● TEXT EXCERPT:
======

If the miner recovers properly, all cards need to hit above threshold  and we can flush the counter and life goes on.
On my test rig, graceful miner recovery occurred 5-6 times in the past 24 hours without prompting a restart - which is desirable above either running at reduced capacity or 5-6 reboots (IMHO).

In contrast - if we test each card independently and increment the error counter one by one until it reaches the number of GPU's, then - depending on the number of cards in the system it could take a long time for all of them to fail - the more cards, the more time to fail (right? am I misunderstanding anything?) So the same event, would unfold differently: the test rig would continue at reduced capacity until COUNT reaches # of GPU's - but since it resets at next check, we can hobble on 5,4,3,2, 1 card until they all die or and the script kicks in or we freeze and require a manual intervention. This could be hours of impact (again if I'm reading this wrong, my apologies, but this is what I'm getting out of looking at it.)

So IMHO, by testing that all the cards meet the 90% utilization threshold (as one, all or nothing = if &&), we avoid hours of impact/decreased capacity. My other concern is that as soon as cards start dropping off one at a time the system gets unstable, increasing the risk of a hang or corrupted file system due to a hard crash.
My view is that it should be cycled at maximum stability for a graceful restart.

Maybe there is a third approach not considered yet, Thoughts?

======

(Some records)
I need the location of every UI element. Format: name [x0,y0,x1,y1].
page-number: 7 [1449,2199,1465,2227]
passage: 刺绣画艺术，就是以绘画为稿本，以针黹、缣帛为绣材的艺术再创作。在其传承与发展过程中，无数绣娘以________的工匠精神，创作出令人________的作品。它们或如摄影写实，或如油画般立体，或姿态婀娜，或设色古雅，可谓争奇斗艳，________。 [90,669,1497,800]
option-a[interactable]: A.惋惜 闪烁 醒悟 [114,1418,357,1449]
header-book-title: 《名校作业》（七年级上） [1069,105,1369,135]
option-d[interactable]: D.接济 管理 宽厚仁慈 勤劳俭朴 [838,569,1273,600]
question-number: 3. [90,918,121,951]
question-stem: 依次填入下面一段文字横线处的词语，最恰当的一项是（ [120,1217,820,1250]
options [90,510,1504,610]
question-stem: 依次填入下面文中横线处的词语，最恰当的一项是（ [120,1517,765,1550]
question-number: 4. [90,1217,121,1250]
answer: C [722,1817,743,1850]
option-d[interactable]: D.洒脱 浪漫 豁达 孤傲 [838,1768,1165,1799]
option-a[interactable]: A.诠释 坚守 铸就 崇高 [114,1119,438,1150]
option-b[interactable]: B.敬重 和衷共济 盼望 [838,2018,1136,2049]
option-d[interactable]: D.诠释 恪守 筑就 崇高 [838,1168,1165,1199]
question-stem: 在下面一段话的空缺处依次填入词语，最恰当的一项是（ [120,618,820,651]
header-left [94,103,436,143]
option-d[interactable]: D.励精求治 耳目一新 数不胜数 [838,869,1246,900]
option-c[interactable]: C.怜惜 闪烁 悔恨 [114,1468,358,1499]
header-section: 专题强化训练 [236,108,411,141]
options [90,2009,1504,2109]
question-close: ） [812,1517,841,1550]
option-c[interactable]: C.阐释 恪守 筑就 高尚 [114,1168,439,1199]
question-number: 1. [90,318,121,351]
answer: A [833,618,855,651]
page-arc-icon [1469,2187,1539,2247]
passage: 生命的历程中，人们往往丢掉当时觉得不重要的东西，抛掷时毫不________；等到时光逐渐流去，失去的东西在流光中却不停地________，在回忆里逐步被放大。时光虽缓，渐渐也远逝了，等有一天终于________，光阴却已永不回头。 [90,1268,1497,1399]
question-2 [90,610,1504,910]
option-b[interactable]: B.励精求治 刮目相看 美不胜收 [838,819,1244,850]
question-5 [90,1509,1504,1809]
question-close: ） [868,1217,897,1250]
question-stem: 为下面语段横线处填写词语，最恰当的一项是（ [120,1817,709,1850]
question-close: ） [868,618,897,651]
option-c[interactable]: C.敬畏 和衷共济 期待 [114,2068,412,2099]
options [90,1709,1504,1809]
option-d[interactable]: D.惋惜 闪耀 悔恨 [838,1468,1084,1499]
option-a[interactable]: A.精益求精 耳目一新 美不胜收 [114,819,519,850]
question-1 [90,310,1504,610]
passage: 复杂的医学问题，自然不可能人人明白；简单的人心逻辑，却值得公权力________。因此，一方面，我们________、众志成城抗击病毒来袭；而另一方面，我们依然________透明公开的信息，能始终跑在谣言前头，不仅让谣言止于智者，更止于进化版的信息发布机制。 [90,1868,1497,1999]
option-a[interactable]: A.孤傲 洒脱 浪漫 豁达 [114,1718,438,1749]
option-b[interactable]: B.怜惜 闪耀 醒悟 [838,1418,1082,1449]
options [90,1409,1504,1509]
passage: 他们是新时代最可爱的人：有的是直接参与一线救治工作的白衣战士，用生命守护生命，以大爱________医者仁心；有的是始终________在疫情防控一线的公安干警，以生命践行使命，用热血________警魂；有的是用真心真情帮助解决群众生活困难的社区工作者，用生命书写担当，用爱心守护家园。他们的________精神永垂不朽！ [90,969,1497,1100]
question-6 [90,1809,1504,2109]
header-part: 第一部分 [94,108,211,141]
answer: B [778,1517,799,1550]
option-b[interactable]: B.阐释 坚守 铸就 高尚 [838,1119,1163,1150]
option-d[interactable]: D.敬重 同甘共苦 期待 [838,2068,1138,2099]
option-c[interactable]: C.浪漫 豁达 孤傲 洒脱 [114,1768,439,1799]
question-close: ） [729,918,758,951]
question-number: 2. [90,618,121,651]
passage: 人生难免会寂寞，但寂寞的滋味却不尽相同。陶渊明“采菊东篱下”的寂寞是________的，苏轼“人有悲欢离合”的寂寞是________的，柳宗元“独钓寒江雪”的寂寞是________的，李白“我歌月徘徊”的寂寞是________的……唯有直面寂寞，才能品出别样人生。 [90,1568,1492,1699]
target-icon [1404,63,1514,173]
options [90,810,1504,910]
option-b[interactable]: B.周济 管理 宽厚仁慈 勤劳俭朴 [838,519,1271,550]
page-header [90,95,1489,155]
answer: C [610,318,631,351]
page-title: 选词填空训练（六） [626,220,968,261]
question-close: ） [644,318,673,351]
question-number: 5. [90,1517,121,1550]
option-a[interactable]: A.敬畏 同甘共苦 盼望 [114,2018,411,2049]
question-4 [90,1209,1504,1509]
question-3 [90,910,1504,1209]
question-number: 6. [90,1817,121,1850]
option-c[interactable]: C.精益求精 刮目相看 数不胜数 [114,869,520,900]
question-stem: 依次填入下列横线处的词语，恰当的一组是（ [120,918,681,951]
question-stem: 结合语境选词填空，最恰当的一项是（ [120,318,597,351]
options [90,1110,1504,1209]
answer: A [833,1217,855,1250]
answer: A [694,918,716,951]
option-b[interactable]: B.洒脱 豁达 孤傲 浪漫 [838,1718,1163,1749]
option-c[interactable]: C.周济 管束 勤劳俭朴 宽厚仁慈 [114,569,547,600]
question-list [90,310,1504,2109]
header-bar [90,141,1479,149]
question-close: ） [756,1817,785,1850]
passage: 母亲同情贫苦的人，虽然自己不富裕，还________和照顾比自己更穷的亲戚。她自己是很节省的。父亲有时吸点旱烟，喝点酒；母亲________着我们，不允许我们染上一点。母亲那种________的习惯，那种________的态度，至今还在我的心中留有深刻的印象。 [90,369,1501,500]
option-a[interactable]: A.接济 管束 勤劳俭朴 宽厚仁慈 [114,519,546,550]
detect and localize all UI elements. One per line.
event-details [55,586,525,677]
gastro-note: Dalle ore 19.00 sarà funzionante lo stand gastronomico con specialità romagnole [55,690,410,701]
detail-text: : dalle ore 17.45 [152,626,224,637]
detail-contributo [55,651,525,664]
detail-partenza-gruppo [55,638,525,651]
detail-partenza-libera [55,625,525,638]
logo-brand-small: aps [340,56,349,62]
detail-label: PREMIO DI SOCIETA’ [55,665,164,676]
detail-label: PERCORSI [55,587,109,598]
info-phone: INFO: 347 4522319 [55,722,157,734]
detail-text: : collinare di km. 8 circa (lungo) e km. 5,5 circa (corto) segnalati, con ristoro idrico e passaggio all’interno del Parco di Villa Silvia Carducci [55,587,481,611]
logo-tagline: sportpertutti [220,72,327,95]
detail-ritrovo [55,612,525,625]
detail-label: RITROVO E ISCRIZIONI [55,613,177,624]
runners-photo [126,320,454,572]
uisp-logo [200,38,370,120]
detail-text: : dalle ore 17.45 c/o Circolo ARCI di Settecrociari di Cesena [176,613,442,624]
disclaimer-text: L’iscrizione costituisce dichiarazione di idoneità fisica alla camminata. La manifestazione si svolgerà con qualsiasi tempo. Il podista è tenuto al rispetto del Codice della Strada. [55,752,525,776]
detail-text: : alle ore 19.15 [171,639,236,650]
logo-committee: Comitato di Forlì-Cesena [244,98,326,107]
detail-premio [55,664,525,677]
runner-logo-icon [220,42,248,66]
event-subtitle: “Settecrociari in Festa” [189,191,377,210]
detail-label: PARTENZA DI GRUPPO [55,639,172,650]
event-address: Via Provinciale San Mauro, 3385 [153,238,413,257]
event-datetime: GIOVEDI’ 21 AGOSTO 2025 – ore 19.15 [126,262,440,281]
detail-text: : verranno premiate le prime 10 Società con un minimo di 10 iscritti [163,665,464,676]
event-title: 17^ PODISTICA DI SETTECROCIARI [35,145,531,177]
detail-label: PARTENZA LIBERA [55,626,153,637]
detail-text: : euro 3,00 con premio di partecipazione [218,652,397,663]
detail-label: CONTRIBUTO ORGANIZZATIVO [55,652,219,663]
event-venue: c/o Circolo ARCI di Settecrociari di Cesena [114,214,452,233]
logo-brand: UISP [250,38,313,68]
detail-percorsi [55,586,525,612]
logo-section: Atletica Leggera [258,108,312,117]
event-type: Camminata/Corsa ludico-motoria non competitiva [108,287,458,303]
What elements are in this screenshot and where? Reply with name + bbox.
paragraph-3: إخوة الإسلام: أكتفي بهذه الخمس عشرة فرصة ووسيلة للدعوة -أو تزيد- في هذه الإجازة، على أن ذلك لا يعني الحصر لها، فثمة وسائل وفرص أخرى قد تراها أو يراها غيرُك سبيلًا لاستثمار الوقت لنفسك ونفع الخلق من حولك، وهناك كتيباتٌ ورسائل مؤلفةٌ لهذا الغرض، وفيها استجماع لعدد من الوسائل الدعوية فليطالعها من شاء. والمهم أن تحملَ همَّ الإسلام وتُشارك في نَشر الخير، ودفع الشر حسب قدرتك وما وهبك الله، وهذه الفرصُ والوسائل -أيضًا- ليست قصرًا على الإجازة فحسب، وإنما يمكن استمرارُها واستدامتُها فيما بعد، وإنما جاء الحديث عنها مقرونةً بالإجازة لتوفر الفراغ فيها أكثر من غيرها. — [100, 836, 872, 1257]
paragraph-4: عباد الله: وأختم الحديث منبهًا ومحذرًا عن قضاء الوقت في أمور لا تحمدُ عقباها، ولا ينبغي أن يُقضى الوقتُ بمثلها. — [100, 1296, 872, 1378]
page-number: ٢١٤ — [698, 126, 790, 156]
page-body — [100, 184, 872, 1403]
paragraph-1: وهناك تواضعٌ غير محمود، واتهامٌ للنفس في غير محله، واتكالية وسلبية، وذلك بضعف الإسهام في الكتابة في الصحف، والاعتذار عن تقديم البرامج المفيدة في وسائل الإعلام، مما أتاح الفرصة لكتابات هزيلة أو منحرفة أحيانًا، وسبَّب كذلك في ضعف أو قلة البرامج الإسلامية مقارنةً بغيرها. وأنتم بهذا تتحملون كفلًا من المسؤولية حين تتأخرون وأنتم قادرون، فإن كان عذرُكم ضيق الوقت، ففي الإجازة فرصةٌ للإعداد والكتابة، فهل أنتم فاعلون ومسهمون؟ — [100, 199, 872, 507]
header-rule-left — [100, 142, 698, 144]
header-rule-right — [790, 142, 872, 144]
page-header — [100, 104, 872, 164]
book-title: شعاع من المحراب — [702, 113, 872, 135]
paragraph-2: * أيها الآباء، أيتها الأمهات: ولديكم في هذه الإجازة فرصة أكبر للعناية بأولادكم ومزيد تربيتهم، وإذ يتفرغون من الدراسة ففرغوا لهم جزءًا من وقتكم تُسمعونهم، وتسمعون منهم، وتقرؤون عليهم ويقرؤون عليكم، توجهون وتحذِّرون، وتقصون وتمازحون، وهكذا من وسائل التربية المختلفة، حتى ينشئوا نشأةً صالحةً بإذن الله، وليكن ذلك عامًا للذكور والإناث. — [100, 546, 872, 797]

======

● DIRECTIONS:
Answer these questions from the post about GPU miner recovery:
1. How many times did graceful miner recovery happen on the test rig in the past 24 hours?
2. What utilization threshold should all the cards meet?
3. What risk rises once cards start dropping off one at a time?

● ANSWER TO THE PROBLEM:
1. 5-6 times.
2. 90% utilization.
3. The system gets unstable, which raises the risk of a hang or a corrupted file system from a hard crash.